▶ WHAT TO WORK ON:
Wherever a line holds the string "Damen", copy that line.
--- begin EXERCISE MATERIALS ---
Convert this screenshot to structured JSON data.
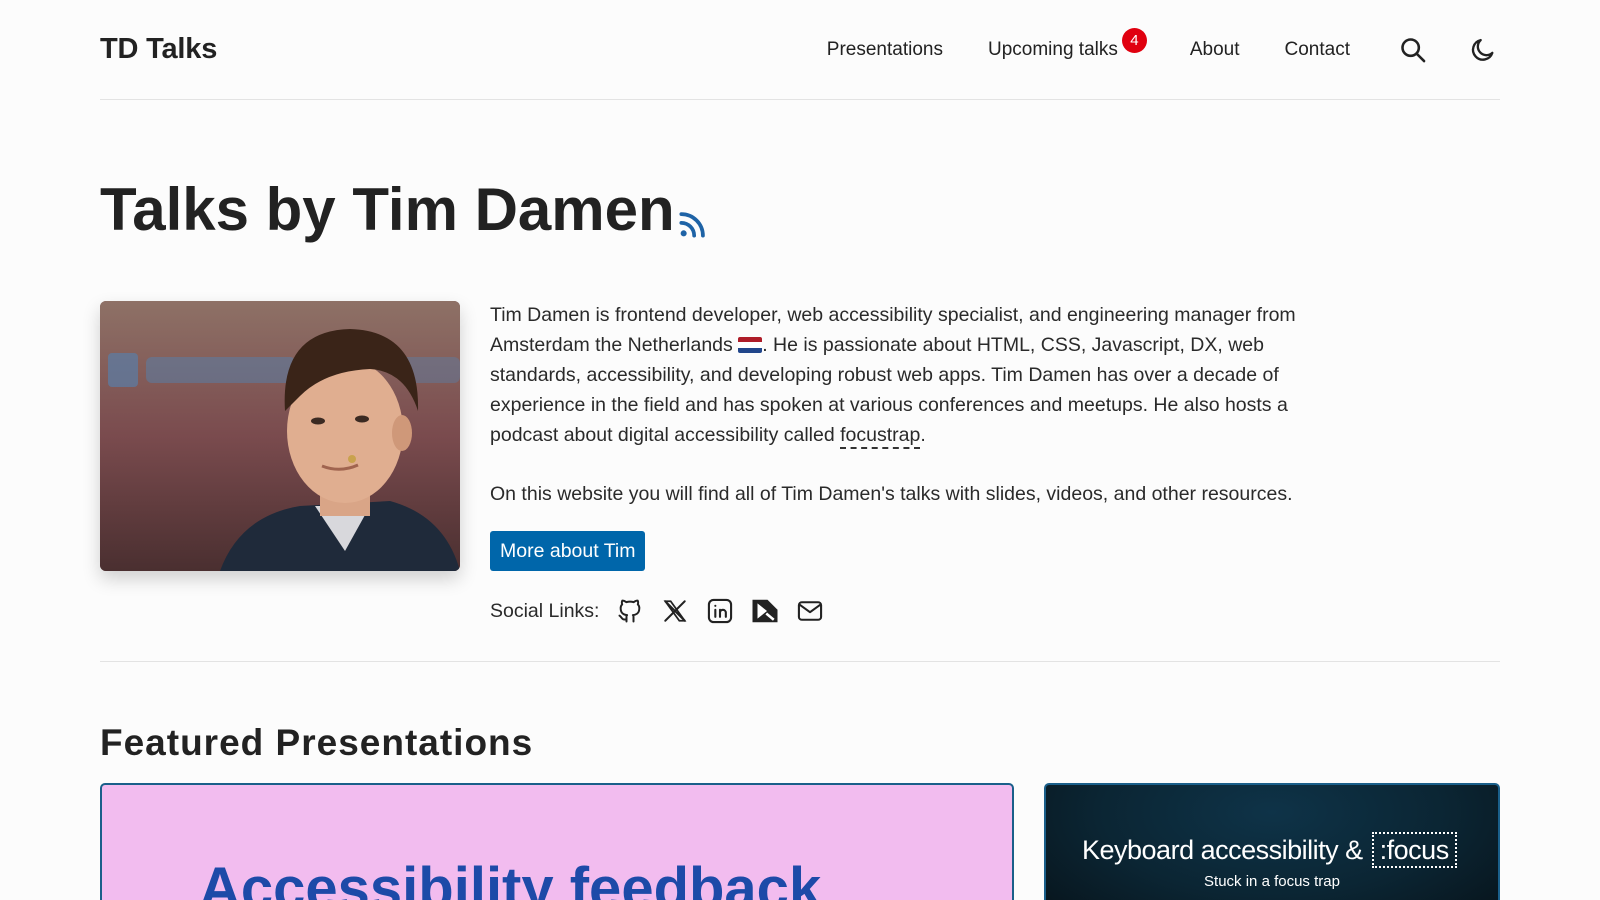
{
  "header": {
    "brand": "TD Talks",
    "nav": [
      {
        "label": "Presentations"
      },
      {
        "label": "Upcoming talks",
        "badge": "4"
      },
      {
        "label": "About"
      },
      {
        "label": "Contact"
      }
    ],
    "icons": [
      "search-icon",
      "moon-icon"
    ]
  },
  "page": {
    "title": "Talks by Tim Damen",
    "title_icon": "rss-icon"
  },
  "hero": {
    "photo_alt": "Photo of Tim Damen",
    "bio_part1": "Tim Damen is frontend developer, web accessibility specialist, and engineering manager from Amsterdam the Netherlands ",
    "bio_part2": ". He is passionate about HTML, CSS, Javascript, DX, web standards, accessibility, and developing robust web apps. Tim Damen has over a decade of experience in the field and has spoken at various conferences and meetups. He also hosts a podcast about digital accessibility called ",
    "bio_link": "focustrap",
    "bio_end": ".",
    "paragraph2": "On this website you will find all of Tim Damen's talks with slides, videos, and other resources.",
    "button": "More about Tim",
    "social_label": "Social Links:",
    "social_icons": [
      "github-icon",
      "x-icon",
      "linkedin-icon",
      "speakerdeck-icon",
      "mail-icon"
    ]
  },
  "featured": {
    "title": "Featured Presentations",
    "cards": [
      {
        "title": "Accessibility feedback"
      },
      {
        "title": "Keyboard accessibility &",
        "title_boxed": ":focus",
        "subtitle": "Stuck in a focus trap"
      }
    ]
  },
  "colors": {
    "accent": "#0066aa",
    "badge": "#e0000f",
    "card1_bg": "#f2bcef",
    "card2_bg": "#0b2533"
  }
}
--- end EXERCISE MATERIALS ---
▶ FULL OUTPUT:
    "title": "Talks by Tim Damen",
    "photo_alt": "Photo of Tim Damen",
    "bio_part1": "Tim Damen is frontend developer, web accessibility specialist, and engineering manager from Amsterdam the Netherlands ",
    "bio_part2": ". He is passionate about HTML, CSS, Javascript, DX, web standards, accessibility, and developing robust web apps. Tim Damen has over a decade of experience in the field and has spoken at various conferences and meetups. He also hosts a podcast about digital accessibility called ",
    "paragraph2": "On this website you will find all of Tim Damen's talks with slides, videos, and other resources.",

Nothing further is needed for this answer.